Objective
Leave out the pictures and copy every record exactly.

Records from a data collection

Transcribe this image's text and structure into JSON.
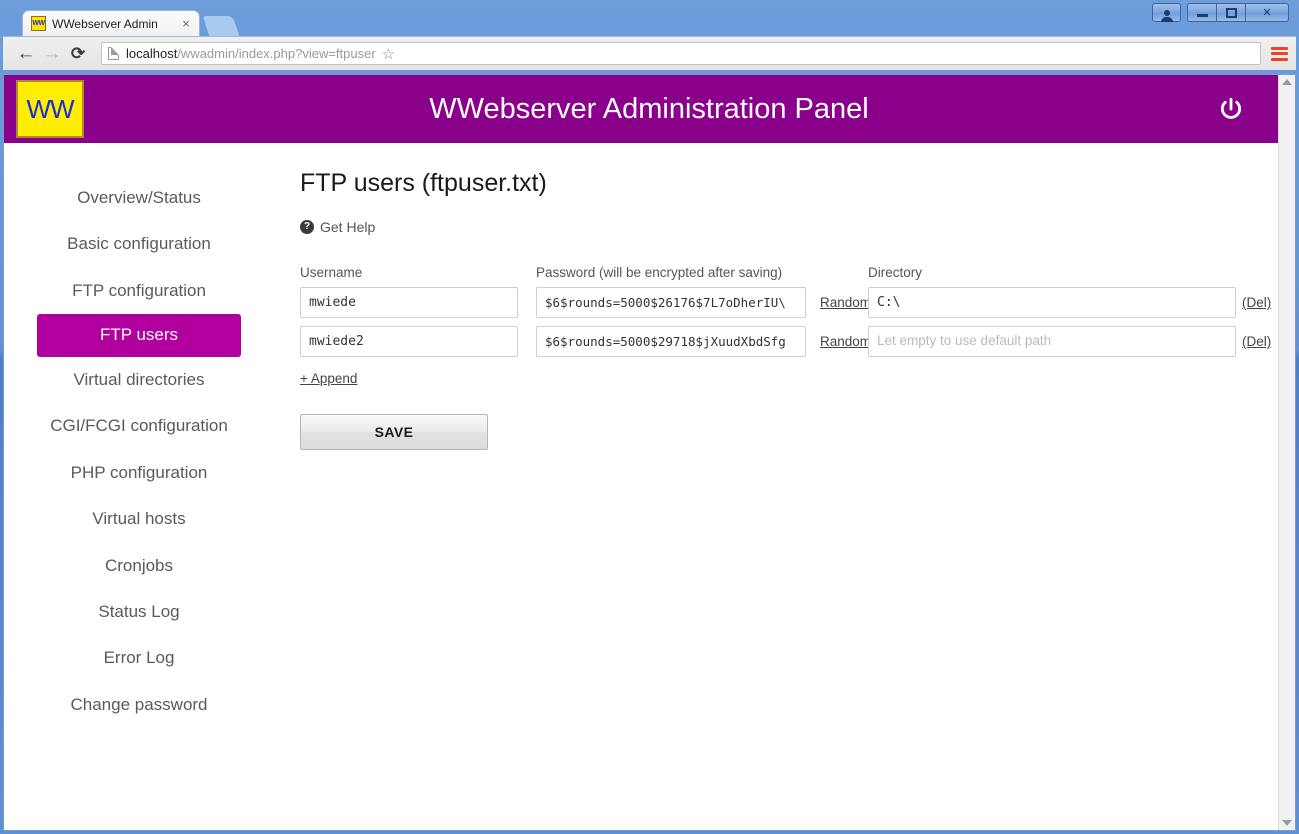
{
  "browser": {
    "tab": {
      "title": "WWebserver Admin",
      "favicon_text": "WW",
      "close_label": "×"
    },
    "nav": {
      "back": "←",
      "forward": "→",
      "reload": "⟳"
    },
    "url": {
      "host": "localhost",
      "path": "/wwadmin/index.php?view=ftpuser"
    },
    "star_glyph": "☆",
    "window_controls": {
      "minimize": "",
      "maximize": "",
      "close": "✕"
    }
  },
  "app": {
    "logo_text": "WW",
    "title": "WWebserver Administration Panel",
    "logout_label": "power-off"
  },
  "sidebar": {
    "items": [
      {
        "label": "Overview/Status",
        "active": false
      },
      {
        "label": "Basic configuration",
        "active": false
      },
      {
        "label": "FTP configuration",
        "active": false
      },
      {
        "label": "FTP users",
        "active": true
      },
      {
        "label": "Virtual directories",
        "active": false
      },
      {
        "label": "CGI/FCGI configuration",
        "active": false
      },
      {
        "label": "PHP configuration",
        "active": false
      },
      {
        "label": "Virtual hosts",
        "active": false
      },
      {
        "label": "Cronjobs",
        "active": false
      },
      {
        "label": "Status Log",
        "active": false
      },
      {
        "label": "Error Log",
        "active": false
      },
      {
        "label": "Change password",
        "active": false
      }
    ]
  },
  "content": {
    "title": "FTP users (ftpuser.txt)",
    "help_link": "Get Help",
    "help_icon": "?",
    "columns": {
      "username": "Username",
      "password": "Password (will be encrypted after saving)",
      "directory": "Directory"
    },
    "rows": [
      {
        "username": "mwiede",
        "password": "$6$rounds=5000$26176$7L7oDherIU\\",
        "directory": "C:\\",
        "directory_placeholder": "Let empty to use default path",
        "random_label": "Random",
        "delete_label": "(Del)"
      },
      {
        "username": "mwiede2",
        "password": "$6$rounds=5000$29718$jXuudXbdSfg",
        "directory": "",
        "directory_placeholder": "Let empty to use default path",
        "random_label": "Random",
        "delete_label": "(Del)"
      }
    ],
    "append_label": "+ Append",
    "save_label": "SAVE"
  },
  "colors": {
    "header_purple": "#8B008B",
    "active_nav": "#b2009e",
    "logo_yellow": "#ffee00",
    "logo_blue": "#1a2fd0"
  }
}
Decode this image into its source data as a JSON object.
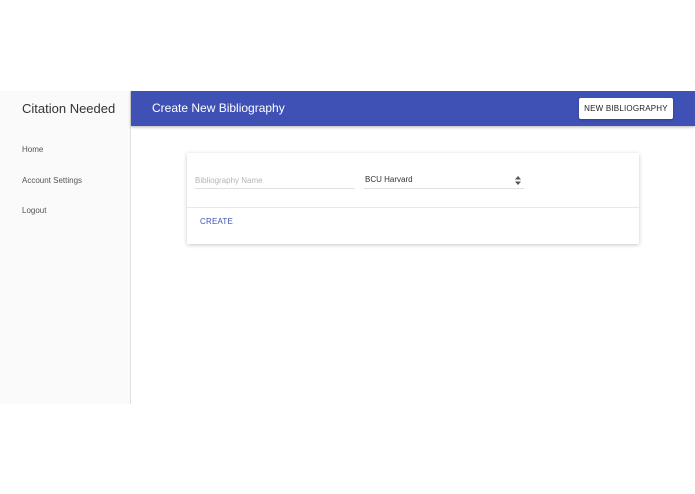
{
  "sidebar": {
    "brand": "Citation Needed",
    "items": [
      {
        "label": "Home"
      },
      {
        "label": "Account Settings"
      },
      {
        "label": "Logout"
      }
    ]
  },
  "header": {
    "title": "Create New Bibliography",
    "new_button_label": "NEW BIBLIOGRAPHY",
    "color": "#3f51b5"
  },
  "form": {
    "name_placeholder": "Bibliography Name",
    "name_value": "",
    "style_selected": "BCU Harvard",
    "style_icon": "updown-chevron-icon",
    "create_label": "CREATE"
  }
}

The output
Transcribe this image's text and structure into JSON.
{
  "browser": {
    "tab": {
      "title": "WWebserver Admin",
      "favicon_text": "WW",
      "close_label": "×"
    },
    "nav": {
      "back": "←",
      "forward": "→",
      "reload": "⟳"
    },
    "url": {
      "host": "localhost",
      "path": "/wwadmin/index.php?view=ftpuser"
    },
    "star_glyph": "☆",
    "window_controls": {
      "minimize": "",
      "maximize": "",
      "close": "✕"
    }
  },
  "app": {
    "logo_text": "WW",
    "title": "WWebserver Administration Panel",
    "logout_label": "power-off"
  },
  "sidebar": {
    "items": [
      {
        "label": "Overview/Status",
        "active": false
      },
      {
        "label": "Basic configuration",
        "active": false
      },
      {
        "label": "FTP configuration",
        "active": false
      },
      {
        "label": "FTP users",
        "active": true
      },
      {
        "label": "Virtual directories",
        "active": false
      },
      {
        "label": "CGI/FCGI configuration",
        "active": false
      },
      {
        "label": "PHP configuration",
        "active": false
      },
      {
        "label": "Virtual hosts",
        "active": false
      },
      {
        "label": "Cronjobs",
        "active": false
      },
      {
        "label": "Status Log",
        "active": false
      },
      {
        "label": "Error Log",
        "active": false
      },
      {
        "label": "Change password",
        "active": false
      }
    ]
  },
  "content": {
    "title": "FTP users (ftpuser.txt)",
    "help_link": "Get Help",
    "help_icon": "?",
    "columns": {
      "username": "Username",
      "password": "Password (will be encrypted after saving)",
      "directory": "Directory"
    },
    "rows": [
      {
        "username": "mwiede",
        "password": "$6$rounds=5000$26176$7L7oDherIU\\",
        "directory": "C:\\",
        "directory_placeholder": "Let empty to use default path",
        "random_label": "Random",
        "delete_label": "(Del)"
      },
      {
        "username": "mwiede2",
        "password": "$6$rounds=5000$29718$jXuudXbdSfg",
        "directory": "",
        "directory_placeholder": "Let empty to use default path",
        "random_label": "Random",
        "delete_label": "(Del)"
      }
    ],
    "append_label": "+ Append",
    "save_label": "SAVE"
  },
  "colors": {
    "header_purple": "#8B008B",
    "active_nav": "#b2009e",
    "logo_yellow": "#ffee00",
    "logo_blue": "#1a2fd0"
  }
}
Decode this image into its source data as a JSON object.
{
  "sidebar": {
    "brand": "Citation Needed",
    "items": [
      {
        "label": "Home"
      },
      {
        "label": "Account Settings"
      },
      {
        "label": "Logout"
      }
    ]
  },
  "header": {
    "title": "Create New Bibliography",
    "new_button_label": "NEW BIBLIOGRAPHY",
    "color": "#3f51b5"
  },
  "form": {
    "name_placeholder": "Bibliography Name",
    "name_value": "",
    "style_selected": "BCU Harvard",
    "style_icon": "updown-chevron-icon",
    "create_label": "CREATE"
  }
}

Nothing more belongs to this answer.